::: Extracted information :::

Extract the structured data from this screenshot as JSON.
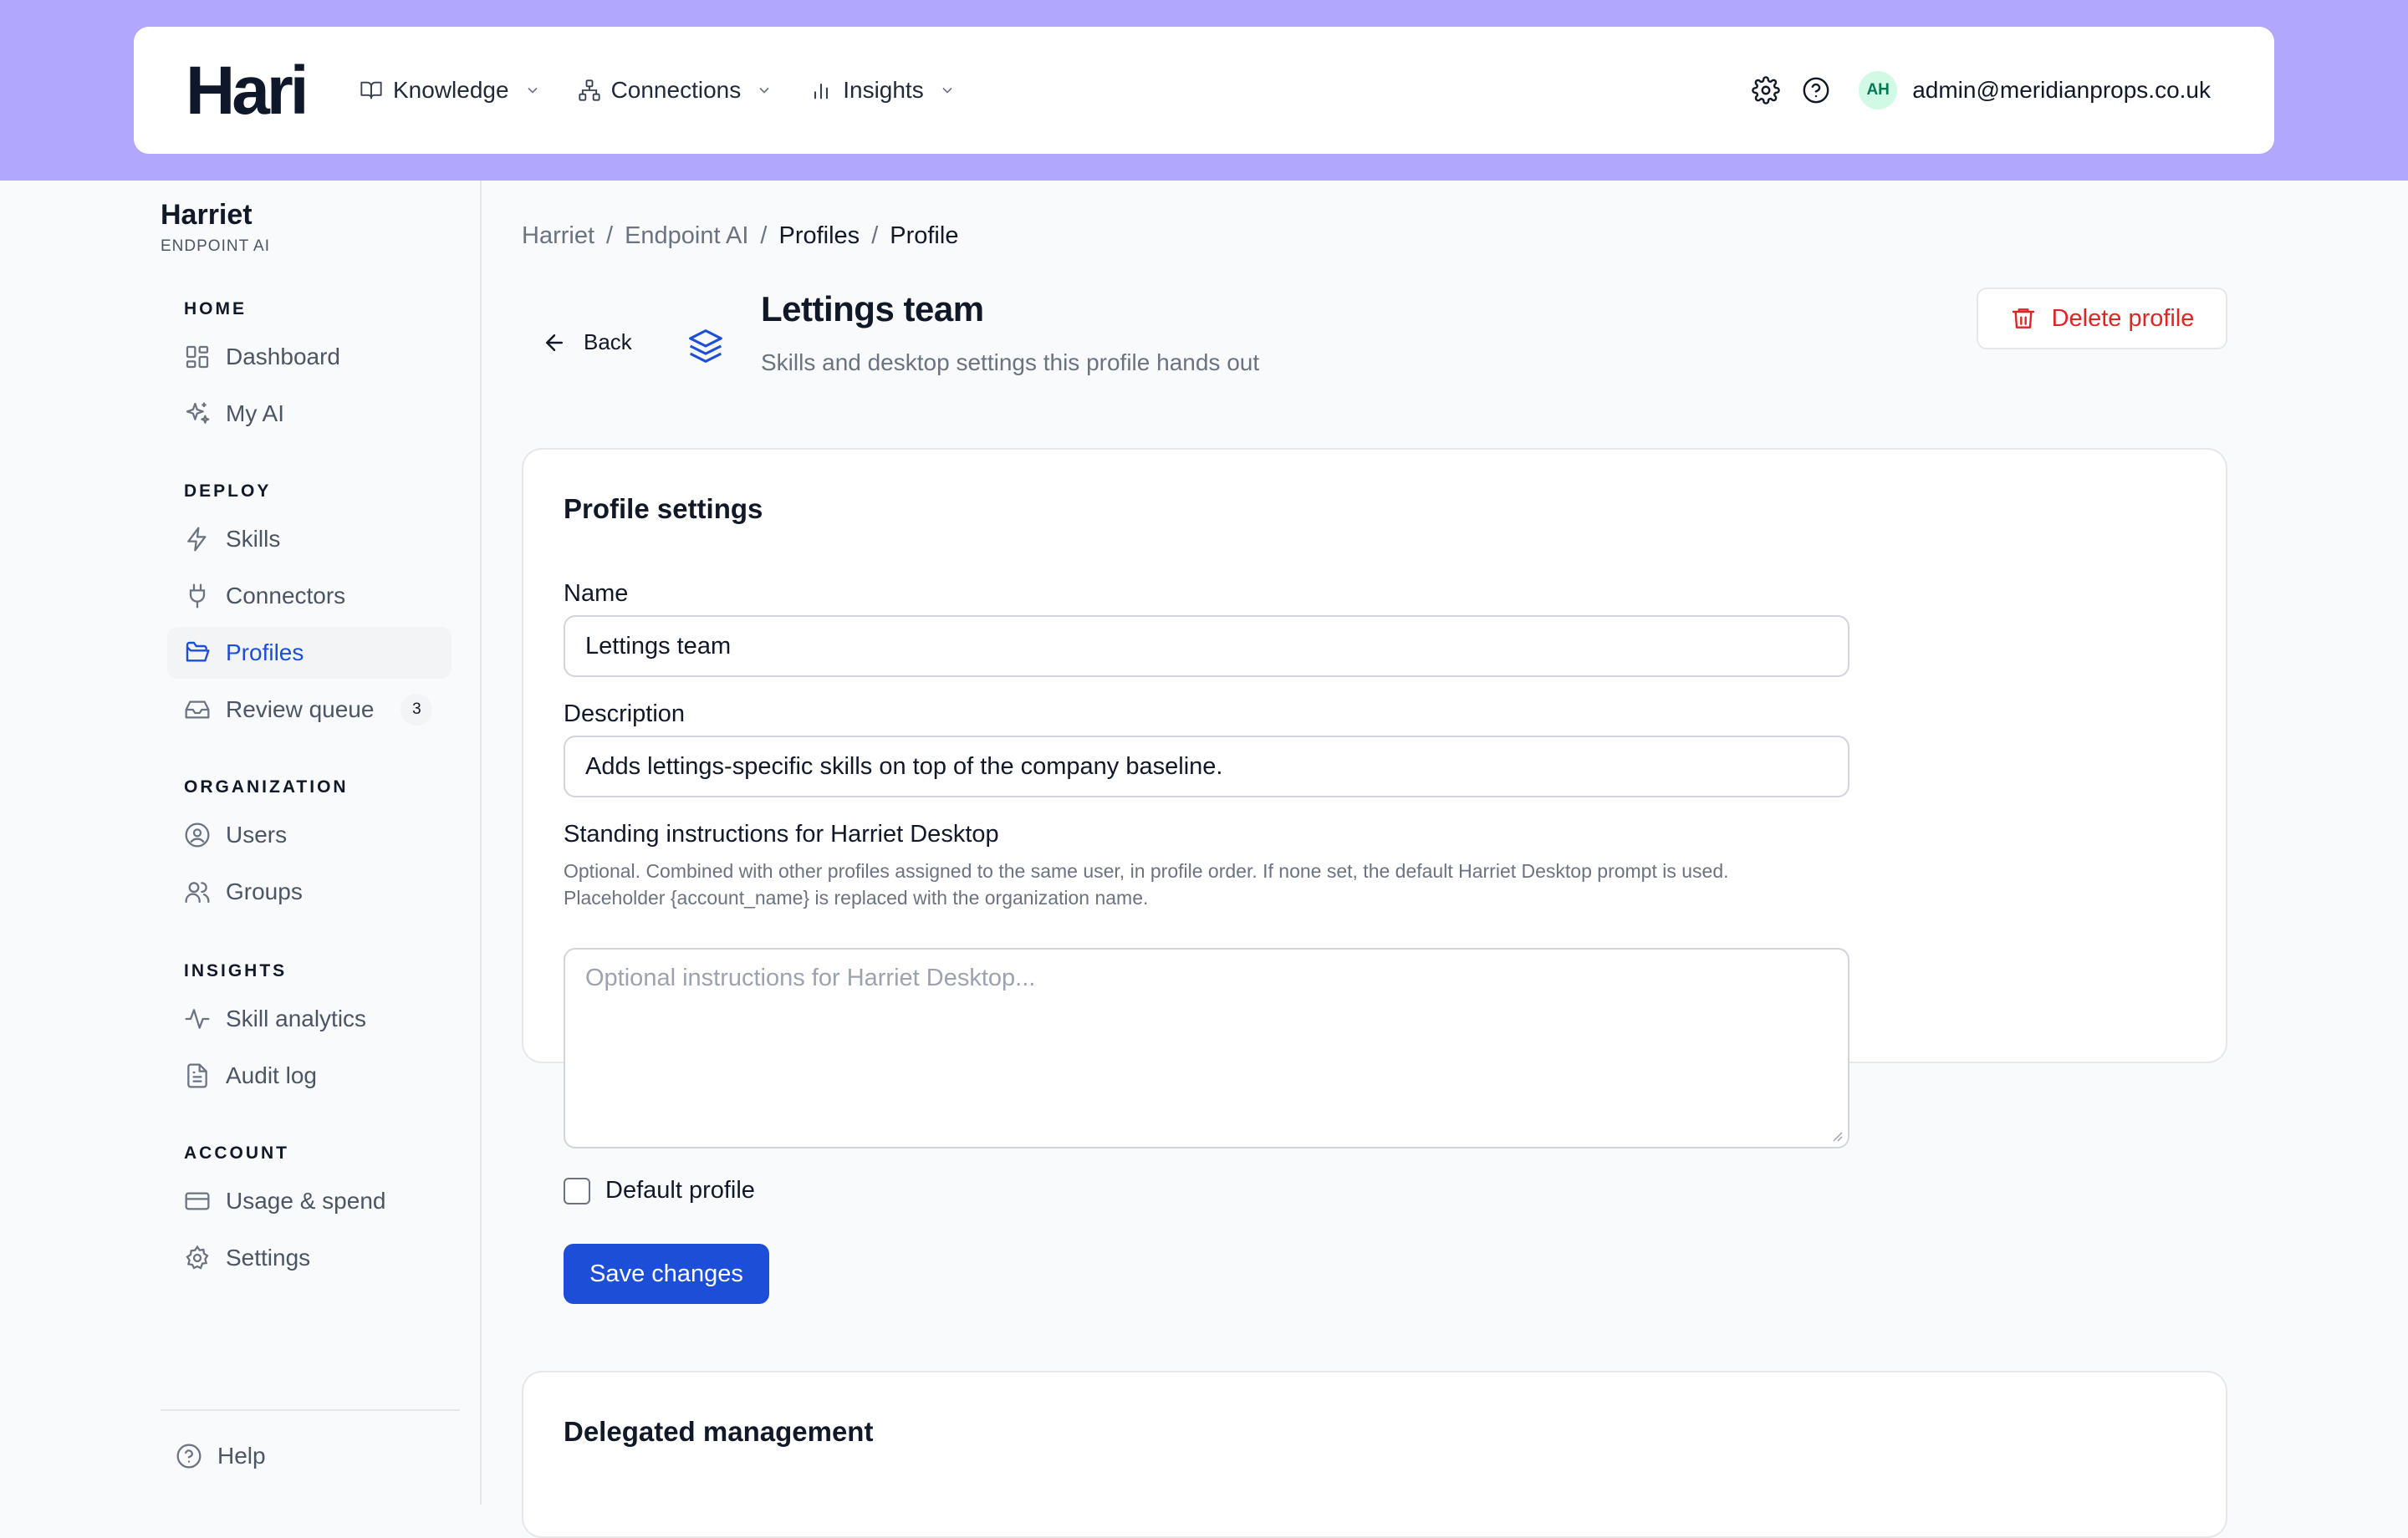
{
  "header": {
    "logo": "Hari",
    "nav": [
      {
        "label": "Knowledge",
        "icon": "book-icon"
      },
      {
        "label": "Connections",
        "icon": "network-icon"
      },
      {
        "label": "Insights",
        "icon": "bar-chart-icon"
      }
    ],
    "avatar_initials": "AH",
    "user_email": "admin@meridianprops.co.uk"
  },
  "sidebar": {
    "org_name": "Harriet",
    "org_sub": "ENDPOINT AI",
    "sections": {
      "home": "HOME",
      "deploy": "DEPLOY",
      "organization": "ORGANIZATION",
      "insights": "INSIGHTS",
      "account": "ACCOUNT"
    },
    "items": {
      "dashboard": "Dashboard",
      "my_ai": "My AI",
      "skills": "Skills",
      "connectors": "Connectors",
      "profiles": "Profiles",
      "review_queue": "Review queue",
      "review_queue_count": "3",
      "users": "Users",
      "groups": "Groups",
      "skill_analytics": "Skill analytics",
      "audit_log": "Audit log",
      "usage_spend": "Usage & spend",
      "settings": "Settings"
    },
    "help": "Help"
  },
  "breadcrumb": [
    "Harriet",
    "Endpoint AI",
    "Profiles",
    "Profile"
  ],
  "page": {
    "back_label": "Back",
    "title": "Lettings team",
    "subtitle": "Skills and desktop settings this profile hands out",
    "delete_label": "Delete profile"
  },
  "settings_card": {
    "title": "Profile settings",
    "name_label": "Name",
    "name_value": "Lettings team",
    "description_label": "Description",
    "description_value": "Adds lettings-specific skills on top of the company baseline.",
    "instructions_label": "Standing instructions for Harriet Desktop",
    "instructions_hint_1": "Optional. Combined with other profiles assigned to the same user, in profile order. If none set, the default Harriet Desktop prompt is used.",
    "instructions_hint_2": "Placeholder {account_name} is replaced with the organization name.",
    "instructions_placeholder": "Optional instructions for Harriet Desktop...",
    "default_label": "Default profile",
    "default_checked": false,
    "save_label": "Save changes"
  },
  "delegated_card": {
    "title": "Delegated management"
  },
  "colors": {
    "accent": "#1d4ed8",
    "banner": "#b1a8fb",
    "danger": "#dc2626"
  }
}
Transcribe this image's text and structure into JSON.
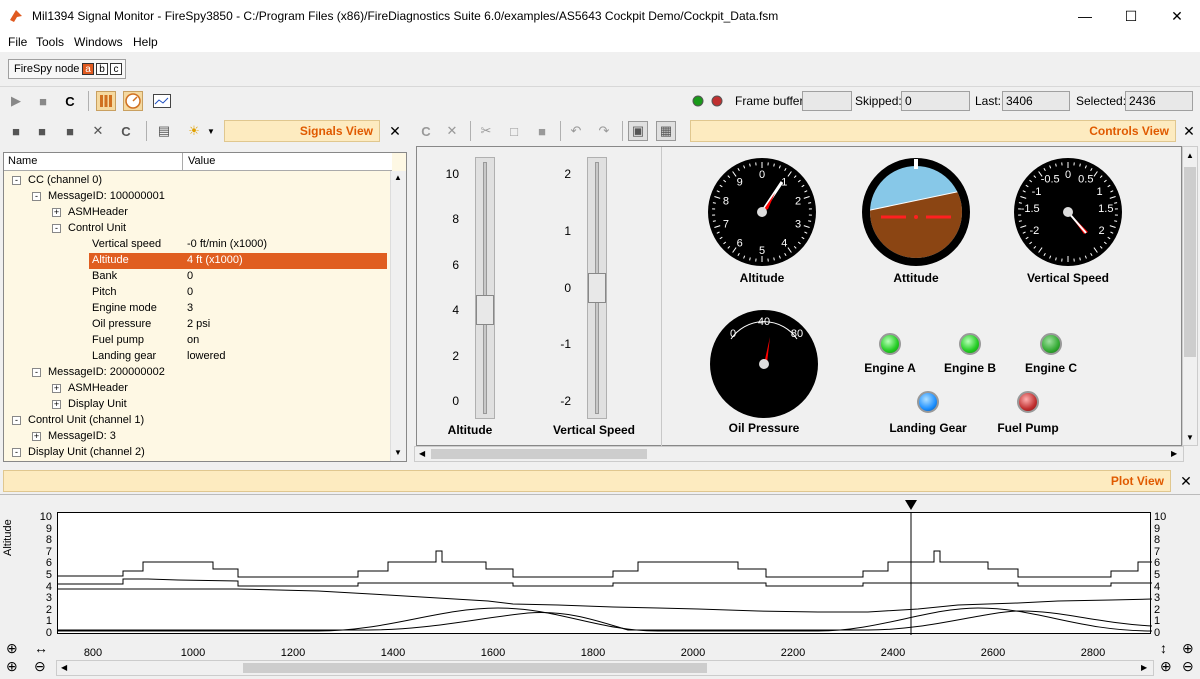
{
  "window": {
    "title": "Mil1394 Signal Monitor - FireSpy3850  - C:/Program Files (x86)/FireDiagnostics Suite 6.0/examples/AS5643 Cockpit Demo/Cockpit_Data.fsm"
  },
  "menu": [
    "File",
    "Tools",
    "Windows",
    "Help"
  ],
  "node": {
    "label": "FireSpy node",
    "boxes": [
      "a",
      "b",
      "c"
    ]
  },
  "status": {
    "frame_buffer_label": "Frame buffer:",
    "frame_buffer_value": "",
    "skipped_label": "Skipped:",
    "skipped_value": "0",
    "last_label": "Last:",
    "last_value": "3406",
    "selected_label": "Selected:",
    "selected_value": "2436"
  },
  "signals_view": {
    "title": "Signals View",
    "columns": [
      "Name",
      "Value"
    ],
    "rows": [
      {
        "name": "CC (channel 0)",
        "value": "",
        "level": 0,
        "exp": "-"
      },
      {
        "name": "MessageID: 100000001",
        "value": "",
        "level": 1,
        "exp": "-"
      },
      {
        "name": "ASMHeader",
        "value": "",
        "level": 2,
        "exp": "+"
      },
      {
        "name": "Control Unit",
        "value": "",
        "level": 2,
        "exp": "-"
      },
      {
        "name": "Vertical speed",
        "value": "-0 ft/min (x1000)",
        "level": 3,
        "exp": ""
      },
      {
        "name": "Altitude",
        "value": "4 ft (x1000)",
        "level": 3,
        "exp": "",
        "selected": true
      },
      {
        "name": "Bank",
        "value": "0",
        "level": 3,
        "exp": ""
      },
      {
        "name": "Pitch",
        "value": "0",
        "level": 3,
        "exp": ""
      },
      {
        "name": "Engine mode",
        "value": "3",
        "level": 3,
        "exp": ""
      },
      {
        "name": "Oil pressure",
        "value": "2 psi",
        "level": 3,
        "exp": ""
      },
      {
        "name": "Fuel pump",
        "value": "on",
        "level": 3,
        "exp": ""
      },
      {
        "name": "Landing gear",
        "value": "lowered",
        "level": 3,
        "exp": ""
      },
      {
        "name": "MessageID: 200000002",
        "value": "",
        "level": 1,
        "exp": "-"
      },
      {
        "name": "ASMHeader",
        "value": "",
        "level": 2,
        "exp": "+"
      },
      {
        "name": "Display Unit",
        "value": "",
        "level": 2,
        "exp": "+"
      },
      {
        "name": "Control Unit (channel 1)",
        "value": "",
        "level": 0,
        "exp": "-"
      },
      {
        "name": "MessageID: 3",
        "value": "",
        "level": 1,
        "exp": "+"
      },
      {
        "name": "Display Unit (channel 2)",
        "value": "",
        "level": 0,
        "exp": "-"
      }
    ]
  },
  "controls_view": {
    "title": "Controls View",
    "slider_altitude": {
      "label": "Altitude",
      "ticks": [
        "10",
        "8",
        "6",
        "4",
        "2",
        "0"
      ],
      "value": 4,
      "min": 0,
      "max": 10
    },
    "slider_vspeed": {
      "label": "Vertical Speed",
      "ticks": [
        "2",
        "1",
        "0",
        "-1",
        "-2"
      ],
      "value": 0,
      "min": -2,
      "max": 2
    },
    "altimeter": {
      "label": "Altitude",
      "numbers": [
        "0",
        "1",
        "2",
        "3",
        "4",
        "5",
        "6",
        "7",
        "8",
        "9"
      ]
    },
    "attitude": {
      "label": "Attitude"
    },
    "vsi": {
      "label": "Vertical Speed",
      "numbers": [
        "0",
        "0.5",
        "1",
        "1.5",
        "2",
        "-2",
        "-1.5",
        "-1",
        "-0.5"
      ]
    },
    "oil": {
      "label": "Oil Pressure",
      "numbers": [
        "0",
        "40",
        "80"
      ]
    },
    "lights": [
      {
        "label": "Engine A",
        "color": "#22cc22"
      },
      {
        "label": "Engine B",
        "color": "#22cc22"
      },
      {
        "label": "Engine C",
        "color": "#33aa33"
      },
      {
        "label": "Landing Gear",
        "color": "#1e90ff"
      },
      {
        "label": "Fuel Pump",
        "color": "#c03030"
      }
    ]
  },
  "plot_view": {
    "title": "Plot View",
    "ylabel": "Altitude",
    "yticks": [
      "10",
      "9",
      "8",
      "7",
      "6",
      "5",
      "4",
      "3",
      "2",
      "1",
      "0"
    ],
    "xticks": [
      "800",
      "1000",
      "1200",
      "1400",
      "1600",
      "1800",
      "2000",
      "2200",
      "2400",
      "2600",
      "2800"
    ]
  }
}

:::

● **Exercise prompt**:
All of the lines above should be retyped precisely, apart from the pictures.

● **Result of this exercise**:
Extract the structured data from this screenshot as JSON.
{
  "header": {
    "logo": "Hari",
    "nav": [
      {
        "label": "Knowledge",
        "icon": "book-icon"
      },
      {
        "label": "Connections",
        "icon": "network-icon"
      },
      {
        "label": "Insights",
        "icon": "bar-chart-icon"
      }
    ],
    "avatar_initials": "AH",
    "user_email": "admin@meridianprops.co.uk"
  },
  "sidebar": {
    "org_name": "Harriet",
    "org_sub": "ENDPOINT AI",
    "sections": {
      "home": "HOME",
      "deploy": "DEPLOY",
      "organization": "ORGANIZATION",
      "insights": "INSIGHTS",
      "account": "ACCOUNT"
    },
    "items": {
      "dashboard": "Dashboard",
      "my_ai": "My AI",
      "skills": "Skills",
      "connectors": "Connectors",
      "profiles": "Profiles",
      "review_queue": "Review queue",
      "review_queue_count": "3",
      "users": "Users",
      "groups": "Groups",
      "skill_analytics": "Skill analytics",
      "audit_log": "Audit log",
      "usage_spend": "Usage & spend",
      "settings": "Settings"
    },
    "help": "Help"
  },
  "breadcrumb": [
    "Harriet",
    "Endpoint AI",
    "Profiles",
    "Profile"
  ],
  "page": {
    "back_label": "Back",
    "title": "Lettings team",
    "subtitle": "Skills and desktop settings this profile hands out",
    "delete_label": "Delete profile"
  },
  "settings_card": {
    "title": "Profile settings",
    "name_label": "Name",
    "name_value": "Lettings team",
    "description_label": "Description",
    "description_value": "Adds lettings-specific skills on top of the company baseline.",
    "instructions_label": "Standing instructions for Harriet Desktop",
    "instructions_hint_1": "Optional. Combined with other profiles assigned to the same user, in profile order. If none set, the default Harriet Desktop prompt is used.",
    "instructions_hint_2": "Placeholder {account_name} is replaced with the organization name.",
    "instructions_placeholder": "Optional instructions for Harriet Desktop...",
    "default_label": "Default profile",
    "default_checked": false,
    "save_label": "Save changes"
  },
  "delegated_card": {
    "title": "Delegated management"
  },
  "colors": {
    "accent": "#1d4ed8",
    "banner": "#b1a8fb",
    "danger": "#dc2626"
  }
}
Transcribe this image's text and structure into JSON.
{
  "window": {
    "title": "Mil1394 Signal Monitor - FireSpy3850  - C:/Program Files (x86)/FireDiagnostics Suite 6.0/examples/AS5643 Cockpit Demo/Cockpit_Data.fsm"
  },
  "menu": [
    "File",
    "Tools",
    "Windows",
    "Help"
  ],
  "node": {
    "label": "FireSpy node",
    "boxes": [
      "a",
      "b",
      "c"
    ]
  },
  "status": {
    "frame_buffer_label": "Frame buffer:",
    "frame_buffer_value": "",
    "skipped_label": "Skipped:",
    "skipped_value": "0",
    "last_label": "Last:",
    "last_value": "3406",
    "selected_label": "Selected:",
    "selected_value": "2436"
  },
  "signals_view": {
    "title": "Signals View",
    "columns": [
      "Name",
      "Value"
    ],
    "rows": [
      {
        "name": "CC (channel 0)",
        "value": "",
        "level": 0,
        "exp": "-"
      },
      {
        "name": "MessageID: 100000001",
        "value": "",
        "level": 1,
        "exp": "-"
      },
      {
        "name": "ASMHeader",
        "value": "",
        "level": 2,
        "exp": "+"
      },
      {
        "name": "Control Unit",
        "value": "",
        "level": 2,
        "exp": "-"
      },
      {
        "name": "Vertical speed",
        "value": "-0 ft/min (x1000)",
        "level": 3,
        "exp": ""
      },
      {
        "name": "Altitude",
        "value": "4 ft (x1000)",
        "level": 3,
        "exp": "",
        "selected": true
      },
      {
        "name": "Bank",
        "value": "0",
        "level": 3,
        "exp": ""
      },
      {
        "name": "Pitch",
        "value": "0",
        "level": 3,
        "exp": ""
      },
      {
        "name": "Engine mode",
        "value": "3",
        "level": 3,
        "exp": ""
      },
      {
        "name": "Oil pressure",
        "value": "2 psi",
        "level": 3,
        "exp": ""
      },
      {
        "name": "Fuel pump",
        "value": "on",
        "level": 3,
        "exp": ""
      },
      {
        "name": "Landing gear",
        "value": "lowered",
        "level": 3,
        "exp": ""
      },
      {
        "name": "MessageID: 200000002",
        "value": "",
        "level": 1,
        "exp": "-"
      },
      {
        "name": "ASMHeader",
        "value": "",
        "level": 2,
        "exp": "+"
      },
      {
        "name": "Display Unit",
        "value": "",
        "level": 2,
        "exp": "+"
      },
      {
        "name": "Control Unit (channel 1)",
        "value": "",
        "level": 0,
        "exp": "-"
      },
      {
        "name": "MessageID: 3",
        "value": "",
        "level": 1,
        "exp": "+"
      },
      {
        "name": "Display Unit (channel 2)",
        "value": "",
        "level": 0,
        "exp": "-"
      }
    ]
  },
  "controls_view": {
    "title": "Controls View",
    "slider_altitude": {
      "label": "Altitude",
      "ticks": [
        "10",
        "8",
        "6",
        "4",
        "2",
        "0"
      ],
      "value": 4,
      "min": 0,
      "max": 10
    },
    "slider_vspeed": {
      "label": "Vertical Speed",
      "ticks": [
        "2",
        "1",
        "0",
        "-1",
        "-2"
      ],
      "value": 0,
      "min": -2,
      "max": 2
    },
    "altimeter": {
      "label": "Altitude",
      "numbers": [
        "0",
        "1",
        "2",
        "3",
        "4",
        "5",
        "6",
        "7",
        "8",
        "9"
      ]
    },
    "attitude": {
      "label": "Attitude"
    },
    "vsi": {
      "label": "Vertical Speed",
      "numbers": [
        "0",
        "0.5",
        "1",
        "1.5",
        "2",
        "-2",
        "-1.5",
        "-1",
        "-0.5"
      ]
    },
    "oil": {
      "label": "Oil Pressure",
      "numbers": [
        "0",
        "40",
        "80"
      ]
    },
    "lights": [
      {
        "label": "Engine A",
        "color": "#22cc22"
      },
      {
        "label": "Engine B",
        "color": "#22cc22"
      },
      {
        "label": "Engine C",
        "color": "#33aa33"
      },
      {
        "label": "Landing Gear",
        "color": "#1e90ff"
      },
      {
        "label": "Fuel Pump",
        "color": "#c03030"
      }
    ]
  },
  "plot_view": {
    "title": "Plot View",
    "ylabel": "Altitude",
    "yticks": [
      "10",
      "9",
      "8",
      "7",
      "6",
      "5",
      "4",
      "3",
      "2",
      "1",
      "0"
    ],
    "xticks": [
      "800",
      "1000",
      "1200",
      "1400",
      "1600",
      "1800",
      "2000",
      "2200",
      "2400",
      "2600",
      "2800"
    ]
  }
}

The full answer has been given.